# DATASET start
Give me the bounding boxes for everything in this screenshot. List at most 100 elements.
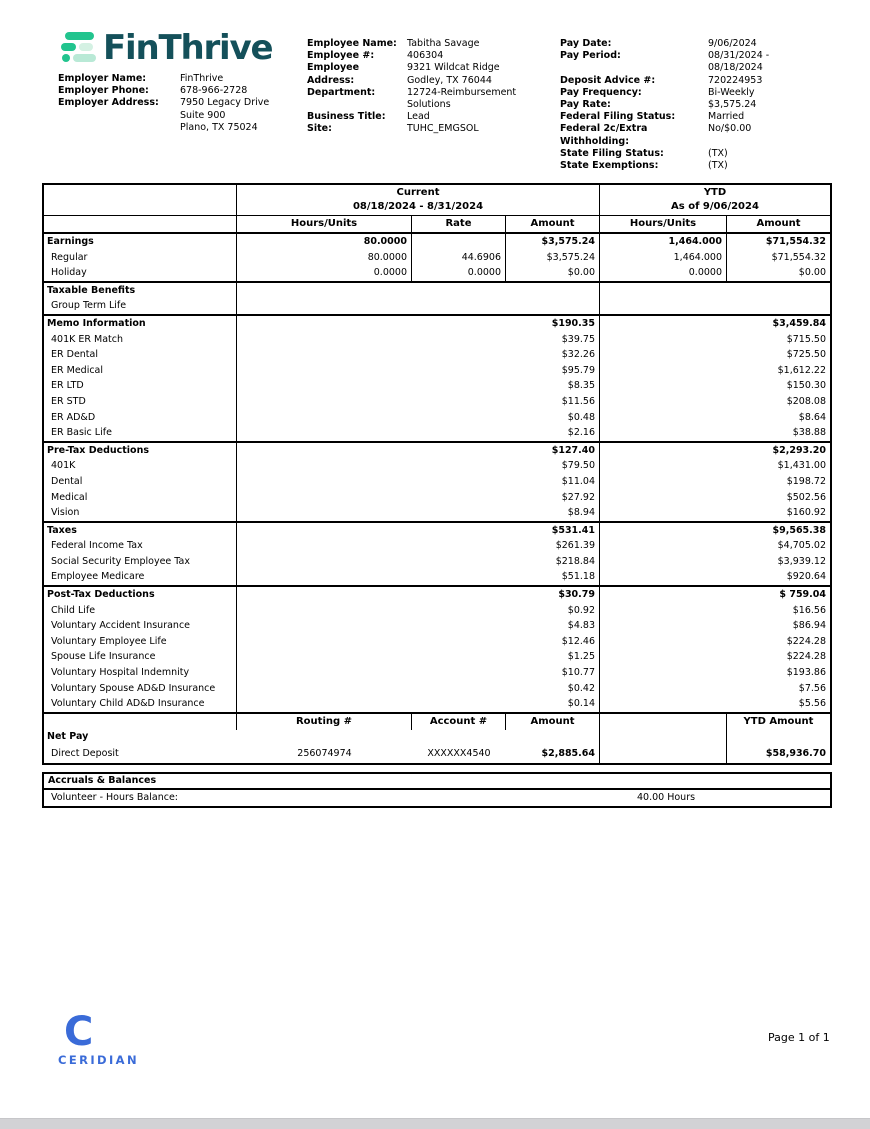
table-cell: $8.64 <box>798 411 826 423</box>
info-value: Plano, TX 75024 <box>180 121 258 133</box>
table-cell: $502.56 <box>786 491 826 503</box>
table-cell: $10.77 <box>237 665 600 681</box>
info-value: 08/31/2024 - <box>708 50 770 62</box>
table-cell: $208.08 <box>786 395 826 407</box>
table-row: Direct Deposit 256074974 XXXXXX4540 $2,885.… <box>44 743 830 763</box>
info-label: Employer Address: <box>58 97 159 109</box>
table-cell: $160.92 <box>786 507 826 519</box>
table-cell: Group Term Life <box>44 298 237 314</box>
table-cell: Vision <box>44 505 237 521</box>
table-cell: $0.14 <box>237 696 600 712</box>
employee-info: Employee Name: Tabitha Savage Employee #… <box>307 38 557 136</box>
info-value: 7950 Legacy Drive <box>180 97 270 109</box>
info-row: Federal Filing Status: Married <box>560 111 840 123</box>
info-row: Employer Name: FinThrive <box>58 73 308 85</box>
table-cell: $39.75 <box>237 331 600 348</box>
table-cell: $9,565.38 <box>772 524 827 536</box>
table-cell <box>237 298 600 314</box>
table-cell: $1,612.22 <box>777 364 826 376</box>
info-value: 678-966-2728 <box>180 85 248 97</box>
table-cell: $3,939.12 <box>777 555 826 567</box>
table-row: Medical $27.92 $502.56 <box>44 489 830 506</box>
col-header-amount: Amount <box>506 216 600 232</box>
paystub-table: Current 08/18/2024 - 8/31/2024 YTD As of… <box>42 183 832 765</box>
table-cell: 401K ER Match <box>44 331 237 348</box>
# DATASET end
- _TASK BRIEF_:
Copy out every row above word for word, leaving the pictures out.

- _SOLUTION TO THIS PROBLEM_:
Give me the bounding boxes for everything in this screenshot. List at most 100 elements.
table-cell: $8.64 <box>798 411 826 423</box>
info-value: Plano, TX 75024 <box>180 121 258 133</box>
table-cell: $502.56 <box>786 491 826 503</box>
table-cell: $10.77 <box>237 665 600 681</box>
info-value: 08/31/2024 - <box>708 50 770 62</box>
table-cell: $208.08 <box>786 395 826 407</box>
table-row: Direct Deposit 256074974 XXXXXX4540 $2,885.… <box>44 743 830 763</box>
info-label: Employer Address: <box>58 97 159 109</box>
table-cell: $160.92 <box>786 507 826 519</box>
table-cell: Group Term Life <box>44 298 237 314</box>
table-cell: Vision <box>44 505 237 521</box>
table-cell: $0.14 <box>237 696 600 712</box>
employee-info: Employee Name: Tabitha Savage Employee #… <box>307 38 557 136</box>
info-value: 7950 Legacy Drive <box>180 97 270 109</box>
info-row: Federal Filing Status: Married <box>560 111 840 123</box>
info-row: Employer Name: FinThrive <box>58 73 308 85</box>
table-cell: $39.75 <box>237 331 600 348</box>
table-cell: $9,565.38 <box>772 524 827 536</box>
table-cell <box>237 298 600 314</box>
table-cell: $1,612.22 <box>777 364 826 376</box>
info-value: 678-966-2728 <box>180 85 248 97</box>
table-cell: $3,939.12 <box>777 555 826 567</box>
table-row: Medical $27.92 $502.56 <box>44 489 830 506</box>
col-header-amount: Amount <box>506 216 600 232</box>
paystub-table: Current 08/18/2024 - 8/31/2024 YTD As of… <box>42 183 832 765</box>
table-cell: 401K ER Match <box>44 331 237 348</box>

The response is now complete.